__Given request__. Transcribe all the records with complete accuracy.

__Records to use__.
....
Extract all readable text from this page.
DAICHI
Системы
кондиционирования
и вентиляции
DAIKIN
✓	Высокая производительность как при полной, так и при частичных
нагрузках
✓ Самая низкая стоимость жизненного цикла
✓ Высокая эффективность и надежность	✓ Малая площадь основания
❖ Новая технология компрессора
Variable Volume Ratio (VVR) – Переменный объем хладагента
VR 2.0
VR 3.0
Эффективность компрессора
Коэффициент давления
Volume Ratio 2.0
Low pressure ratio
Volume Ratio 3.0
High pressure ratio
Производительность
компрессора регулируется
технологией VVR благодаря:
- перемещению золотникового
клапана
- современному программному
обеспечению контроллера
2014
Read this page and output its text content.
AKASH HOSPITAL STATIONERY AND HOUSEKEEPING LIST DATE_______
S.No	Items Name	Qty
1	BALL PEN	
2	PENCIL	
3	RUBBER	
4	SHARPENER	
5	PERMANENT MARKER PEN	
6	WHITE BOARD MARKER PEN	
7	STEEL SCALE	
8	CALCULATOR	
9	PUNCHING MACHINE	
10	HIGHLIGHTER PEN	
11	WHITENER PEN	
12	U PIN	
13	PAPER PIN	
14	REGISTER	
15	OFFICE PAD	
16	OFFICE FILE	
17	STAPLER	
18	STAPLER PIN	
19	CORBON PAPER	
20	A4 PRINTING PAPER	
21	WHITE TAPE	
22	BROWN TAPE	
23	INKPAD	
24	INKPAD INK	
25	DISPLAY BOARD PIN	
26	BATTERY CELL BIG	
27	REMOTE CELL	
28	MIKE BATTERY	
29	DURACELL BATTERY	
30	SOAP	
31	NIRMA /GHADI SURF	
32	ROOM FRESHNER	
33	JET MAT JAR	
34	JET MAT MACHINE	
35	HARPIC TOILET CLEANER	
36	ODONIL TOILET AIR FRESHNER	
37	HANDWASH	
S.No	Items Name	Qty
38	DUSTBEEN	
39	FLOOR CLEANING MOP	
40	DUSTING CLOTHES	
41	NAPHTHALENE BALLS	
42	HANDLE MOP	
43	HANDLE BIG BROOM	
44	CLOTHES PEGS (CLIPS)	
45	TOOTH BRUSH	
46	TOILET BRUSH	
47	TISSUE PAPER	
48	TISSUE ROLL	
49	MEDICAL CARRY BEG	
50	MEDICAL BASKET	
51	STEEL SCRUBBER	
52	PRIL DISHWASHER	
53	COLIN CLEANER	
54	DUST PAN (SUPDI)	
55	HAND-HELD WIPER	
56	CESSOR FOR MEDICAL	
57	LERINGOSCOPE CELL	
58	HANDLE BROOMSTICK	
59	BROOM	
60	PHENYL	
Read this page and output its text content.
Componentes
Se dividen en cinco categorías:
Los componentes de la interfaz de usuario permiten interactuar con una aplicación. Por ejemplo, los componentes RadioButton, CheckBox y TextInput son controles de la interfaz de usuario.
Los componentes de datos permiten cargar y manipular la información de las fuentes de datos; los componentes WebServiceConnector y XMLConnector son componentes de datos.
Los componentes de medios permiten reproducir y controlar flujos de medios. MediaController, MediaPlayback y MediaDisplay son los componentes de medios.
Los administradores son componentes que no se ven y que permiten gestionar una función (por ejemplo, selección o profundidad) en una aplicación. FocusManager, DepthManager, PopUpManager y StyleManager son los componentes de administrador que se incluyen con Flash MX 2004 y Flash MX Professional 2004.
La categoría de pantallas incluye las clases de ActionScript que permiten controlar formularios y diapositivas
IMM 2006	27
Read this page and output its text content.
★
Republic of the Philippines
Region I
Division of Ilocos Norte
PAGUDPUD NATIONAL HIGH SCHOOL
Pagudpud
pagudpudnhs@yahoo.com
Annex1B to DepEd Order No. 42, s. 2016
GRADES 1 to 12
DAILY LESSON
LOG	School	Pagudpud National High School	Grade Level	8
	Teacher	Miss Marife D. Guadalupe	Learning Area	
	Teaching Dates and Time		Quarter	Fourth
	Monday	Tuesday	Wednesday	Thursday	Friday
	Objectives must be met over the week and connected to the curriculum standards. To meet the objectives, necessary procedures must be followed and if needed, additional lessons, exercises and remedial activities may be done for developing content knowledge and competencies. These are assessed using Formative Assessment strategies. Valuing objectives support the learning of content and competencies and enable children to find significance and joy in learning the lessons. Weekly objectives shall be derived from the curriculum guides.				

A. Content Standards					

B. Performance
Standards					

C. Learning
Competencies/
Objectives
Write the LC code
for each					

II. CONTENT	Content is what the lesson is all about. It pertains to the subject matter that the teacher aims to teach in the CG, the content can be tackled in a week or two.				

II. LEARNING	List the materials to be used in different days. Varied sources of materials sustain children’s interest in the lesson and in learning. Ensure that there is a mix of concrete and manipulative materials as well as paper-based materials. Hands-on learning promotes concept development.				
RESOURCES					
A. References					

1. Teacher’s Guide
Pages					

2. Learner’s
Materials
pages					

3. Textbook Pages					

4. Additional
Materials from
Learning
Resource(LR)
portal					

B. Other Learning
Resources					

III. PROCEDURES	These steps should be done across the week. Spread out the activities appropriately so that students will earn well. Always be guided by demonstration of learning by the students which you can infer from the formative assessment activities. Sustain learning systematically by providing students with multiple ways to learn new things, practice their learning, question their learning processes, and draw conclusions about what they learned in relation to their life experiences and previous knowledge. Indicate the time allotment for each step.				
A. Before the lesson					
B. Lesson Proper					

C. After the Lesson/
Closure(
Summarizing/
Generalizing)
....
__Response to the exercise__.
Extract all readable text from this page.
DAICHI
Системы
кондиционирования
и вентиляции
DAIKIN
✓	Высокая производительность как при полной, так и при частичных
нагрузках
✓ Самая низкая стоимость жизненного цикла
✓ Высокая эффективность и надежность	✓ Малая площадь основания
❖ Новая технология компрессора
Variable Volume Ratio (VVR) – Переменный объем хладагента
VR 2.0
VR 3.0
Эффективность компрессора
Коэффициент давления
Volume Ratio 2.0
Low pressure ratio
Volume Ratio 3.0
High pressure ratio
Производительность
компрессора регулируется
технологией VVR благодаря:
- перемещению золотникового
клапана
- современному программному
обеспечению контроллера
2014
Read this page and output its text content.
AKASH HOSPITAL STATIONERY AND HOUSEKEEPING LIST DATE_______
S.No	Items Name	Qty
1	BALL PEN	
2	PENCIL	
3	RUBBER	
4	SHARPENER	
5	PERMANENT MARKER PEN	
6	WHITE BOARD MARKER PEN	
7	STEEL SCALE	
8	CALCULATOR	
9	PUNCHING MACHINE	
10	HIGHLIGHTER PEN	
11	WHITENER PEN	
12	U PIN	
13	PAPER PIN	
14	REGISTER	
15	OFFICE PAD	
16	OFFICE FILE	
17	STAPLER	
18	STAPLER PIN	
19	CORBON PAPER	
20	A4 PRINTING PAPER	
21	WHITE TAPE	
22	BROWN TAPE	
23	INKPAD	
24	INKPAD INK	
25	DISPLAY BOARD PIN	
26	BATTERY CELL BIG	
27	REMOTE CELL	
28	MIKE BATTERY	
29	DURACELL BATTERY	
30	SOAP	
31	NIRMA /GHADI SURF	
32	ROOM FRESHNER	
33	JET MAT JAR	
34	JET MAT MACHINE	
35	HARPIC TOILET CLEANER	
36	ODONIL TOILET AIR FRESHNER	
37	HANDWASH	
S.No	Items Name	Qty
38	DUSTBEEN	
39	FLOOR CLEANING MOP	
40	DUSTING CLOTHES	
41	NAPHTHALENE BALLS	
42	HANDLE MOP	
43	HANDLE BIG BROOM	
44	CLOTHES PEGS (CLIPS)	
45	TOOTH BRUSH	
46	TOILET BRUSH	
47	TISSUE PAPER	
48	TISSUE ROLL	
49	MEDICAL CARRY BEG	
50	MEDICAL BASKET	
51	STEEL SCRUBBER	
52	PRIL DISHWASHER	
53	COLIN CLEANER	
54	DUST PAN (SUPDI)	
55	HAND-HELD WIPER	
56	CESSOR FOR MEDICAL	
57	LERINGOSCOPE CELL	
58	HANDLE BROOMSTICK	
59	BROOM	
60	PHENYL	
Read this page and output its text content.
Componentes
Se dividen en cinco categorías:
Los componentes de la interfaz de usuario permiten interactuar con una aplicación. Por ejemplo, los componentes RadioButton, CheckBox y TextInput son controles de la interfaz de usuario.
Los componentes de datos permiten cargar y manipular la información de las fuentes de datos; los componentes WebServiceConnector y XMLConnector son componentes de datos.
Los componentes de medios permiten reproducir y controlar flujos de medios. MediaController, MediaPlayback y MediaDisplay son los componentes de medios.
Los administradores son componentes que no se ven y que permiten gestionar una función (por ejemplo, selección o profundidad) en una aplicación. FocusManager, DepthManager, PopUpManager y StyleManager son los componentes de administrador que se incluyen con Flash MX 2004 y Flash MX Professional 2004.
La categoría de pantallas incluye las clases de ActionScript que permiten controlar formularios y diapositivas
IMM 2006	27
Read this page and output its text content.
★
Republic of the Philippines
Region I
Division of Ilocos Norte
PAGUDPUD NATIONAL HIGH SCHOOL
Pagudpud
pagudpudnhs@yahoo.com
Annex1B to DepEd Order No. 42, s. 2016
GRADES 1 to 12
DAILY LESSON
LOG	School	Pagudpud National High School	Grade Level	8
	Teacher	Miss Marife D. Guadalupe	Learning Area	
	Teaching Dates and Time		Quarter	Fourth
	Monday	Tuesday	Wednesday	Thursday	Friday
	Objectives must be met over the week and connected to the curriculum standards. To meet the objectives, necessary procedures must be followed and if needed, additional lessons, exercises and remedial activities may be done for developing content knowledge and competencies. These are assessed using Formative Assessment strategies. Valuing objectives support the learning of content and competencies and enable children to find significance and joy in learning the lessons. Weekly objectives shall be derived from the curriculum guides.				

A. Content Standards					

B. Performance
Standards					

C. Learning
Competencies/
Objectives
Write the LC code
for each					

II. CONTENT	Content is what the lesson is all about. It pertains to the subject matter that the teacher aims to teach in the CG, the content can be tackled in a week or two.				

II. LEARNING	List the materials to be used in different days. Varied sources of materials sustain children’s interest in the lesson and in learning. Ensure that there is a mix of concrete and manipulative materials as well as paper-based materials. Hands-on learning promotes concept development.				
RESOURCES					
A. References					

1. Teacher’s Guide
Pages					

2. Learner’s
Materials
pages					

3. Textbook Pages					

4. Additional
Materials from
Learning
Resource(LR)
portal					

B. Other Learning
Resources					

III. PROCEDURES	These steps should be done across the week. Spread out the activities appropriately so that students will earn well. Always be guided by demonstration of learning by the students which you can infer from the formative assessment activities. Sustain learning systematically by providing students with multiple ways to learn new things, practice their learning, question their learning processes, and draw conclusions about what they learned in relation to their life experiences and previous knowledge. Indicate the time allotment for each step.				
A. Before the lesson					
B. Lesson Proper					

C. After the Lesson/
Closure(
Summarizing/
Generalizing)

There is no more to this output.